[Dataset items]
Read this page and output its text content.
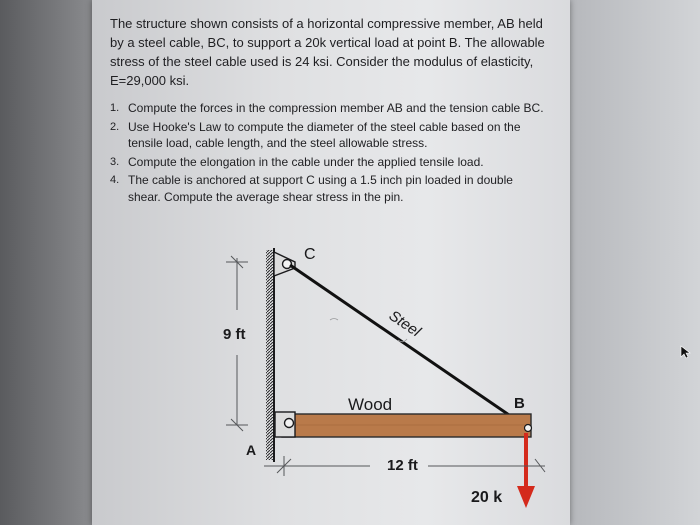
The structure shown consists of a horizontal compressive member, AB held by a steel cable, BC, to support a 20k vertical load at point B. The allowable stress of the steel cable used is 24 ksi. Consider the modulus of elasticity, E=29,000 ksi.

1. Compute the forces in the compression member AB and the tension cable BC.
2. Use Hooke's Law to compute the diameter of the steel cable based on the tensile load, cable length, and the steel allowable stress.
3. Compute the elongation in the cable under the applied tensile load.
4. The cable is anchored at support C using a 1.5 inch pin loaded in double shear. Compute the average shear stress in the pin.
9 ft
C
Steel
Wood
A
B
20 k
12 ft
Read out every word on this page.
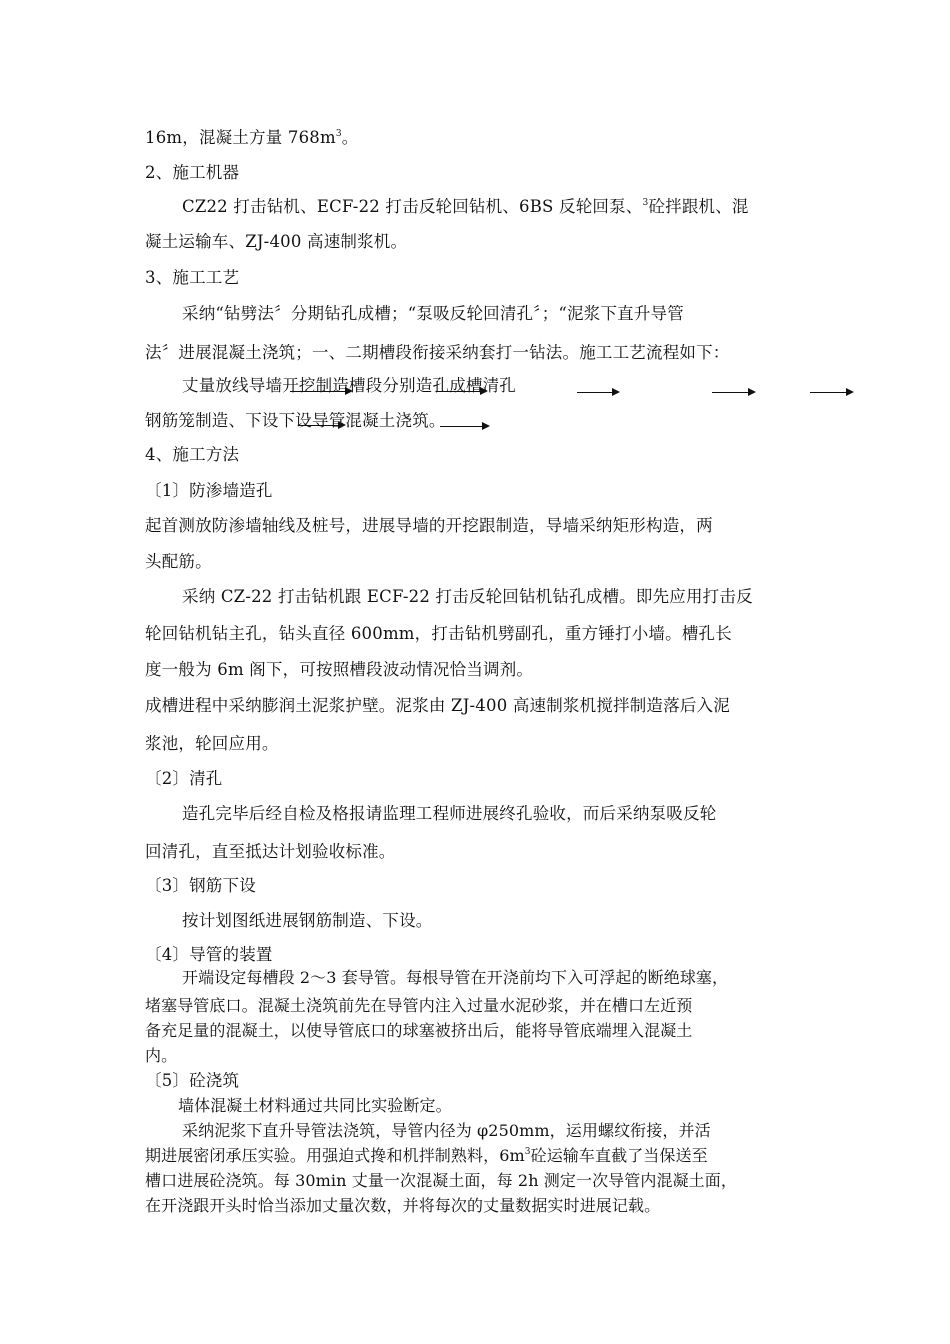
16m，混凝土方量 $768m^3$。
2、施工机器
CZ22 打击钻机、ECF-22 打击反轮回钻机、6BS 反轮回泵、$^3$砼拌跟机、混
凝土运输车、ZJ-400 高速制浆机。
3、施工工艺
采纳“钻劈法〞分期钻孔成槽；“泵吸反轮回清孔〞；“泥浆下直升导管
法〞进展混凝土浇筑；一、二期槽段衔接采纳套打一钻法。施工工艺流程如下：
丈量放线导墙开挖制造槽段分别造孔成槽清孔
钢筋笼制造、下设下设导管混凝土浇筑。
4、施工方法
〔1〕防渗墙造孔
起首测放防渗墙轴线及桩号，进展导墙的开挖跟制造，导墙采纳矩形构造，两
头配筋。
采纳 CZ-22 打击钻机跟 ECF-22 打击反轮回钻机钻孔成槽。即先应用打击反
轮回钻机钻主孔，钻头直径 600mm，打击钻机劈副孔，重方锤打小墙。槽孔长
度一般为 6m 阁下，可按照槽段波动情况恰当调剂。
成槽进程中采纳膨润土泥浆护壁。泥浆由 ZJ-400 高速制浆机搅拌制造落后入泥
浆池，轮回应用。
〔2〕清孔
造孔完毕后经自检及格报请监理工程师进展终孔验收，而后采纳泵吸反轮
回清孔，直至抵达计划验收标准。
〔3〕钢筋下设
按计划图纸进展钢筋制造、下设。
〔4〕导管的装置
开端设定每槽段 2～3 套导管。每根导管在开浇前均下入可浮起的断绝球塞，
堵塞导管底口。混凝土浇筑前先在导管内注入过量水泥砂浆，并在槽口左近预
备充足量的混凝土，以使导管底口的球塞被挤出后，能将导管底端埋入混凝土
内。
〔5〕砼浇筑
墙体混凝土材料通过共同比实验断定。
采纳泥浆下直升导管法浇筑，导管内径为 φ250mm，运用螺纹衔接，并活
期进展密闭承压实验。用强迫式搀和机拌制熟料，$6m^3$砼运输车直截了当保送至
槽口进展砼浇筑。每 30min 丈量一次混凝土面，每 2h 测定一次导管内混凝土面，
在开浇跟开头时恰当添加丈量次数，并将每次的丈量数据实时进展记载。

STATED EXERCISE →
Every record above should be transcribed exactly; the pictures stay out of the copy.

EXERCISE SOLUTION →
Read this page and output its text content.
The structure shown consists of a horizontal compressive member, AB held by a steel cable, BC, to support a 20k vertical load at point B. The allowable stress of the steel cable used is 24 ksi. Consider the modulus of elasticity, E=29,000 ksi.

1. Compute the forces in the compression member AB and the tension cable BC.
2. Use Hooke's Law to compute the diameter of the steel cable based on the tensile load, cable length, and the steel allowable stress.
3. Compute the elongation in the cable under the applied tensile load.
4. The cable is anchored at support C using a 1.5 inch pin loaded in double shear. Compute the average shear stress in the pin.
9 ft
C
Steel
Wood
A
B
20 k
12 ft
Read out every word on this page.
16m，混凝土方量 $768m^3$。
2、施工机器
CZ22 打击钻机、ECF-22 打击反轮回钻机、6BS 反轮回泵、$^3$砼拌跟机、混
凝土运输车、ZJ-400 高速制浆机。
3、施工工艺
采纳“钻劈法〞分期钻孔成槽；“泵吸反轮回清孔〞；“泥浆下直升导管
法〞进展混凝土浇筑；一、二期槽段衔接采纳套打一钻法。施工工艺流程如下：
丈量放线导墙开挖制造槽段分别造孔成槽清孔
钢筋笼制造、下设下设导管混凝土浇筑。
4、施工方法
〔1〕防渗墙造孔
起首测放防渗墙轴线及桩号，进展导墙的开挖跟制造，导墙采纳矩形构造，两
头配筋。
采纳 CZ-22 打击钻机跟 ECF-22 打击反轮回钻机钻孔成槽。即先应用打击反
轮回钻机钻主孔，钻头直径 600mm，打击钻机劈副孔，重方锤打小墙。槽孔长
度一般为 6m 阁下，可按照槽段波动情况恰当调剂。
成槽进程中采纳膨润土泥浆护壁。泥浆由 ZJ-400 高速制浆机搅拌制造落后入泥
浆池，轮回应用。
〔2〕清孔
造孔完毕后经自检及格报请监理工程师进展终孔验收，而后采纳泵吸反轮
回清孔，直至抵达计划验收标准。
〔3〕钢筋下设
按计划图纸进展钢筋制造、下设。
〔4〕导管的装置
开端设定每槽段 2～3 套导管。每根导管在开浇前均下入可浮起的断绝球塞，
堵塞导管底口。混凝土浇筑前先在导管内注入过量水泥砂浆，并在槽口左近预
备充足量的混凝土，以使导管底口的球塞被挤出后，能将导管底端埋入混凝土
内。
〔5〕砼浇筑
墙体混凝土材料通过共同比实验断定。
采纳泥浆下直升导管法浇筑，导管内径为 φ250mm，运用螺纹衔接，并活
期进展密闭承压实验。用强迫式搀和机拌制熟料，$6m^3$砼运输车直截了当保送至
槽口进展砼浇筑。每 30min 丈量一次混凝土面，每 2h 测定一次导管内混凝土面，
在开浇跟开头时恰当添加丈量次数，并将每次的丈量数据实时进展记载。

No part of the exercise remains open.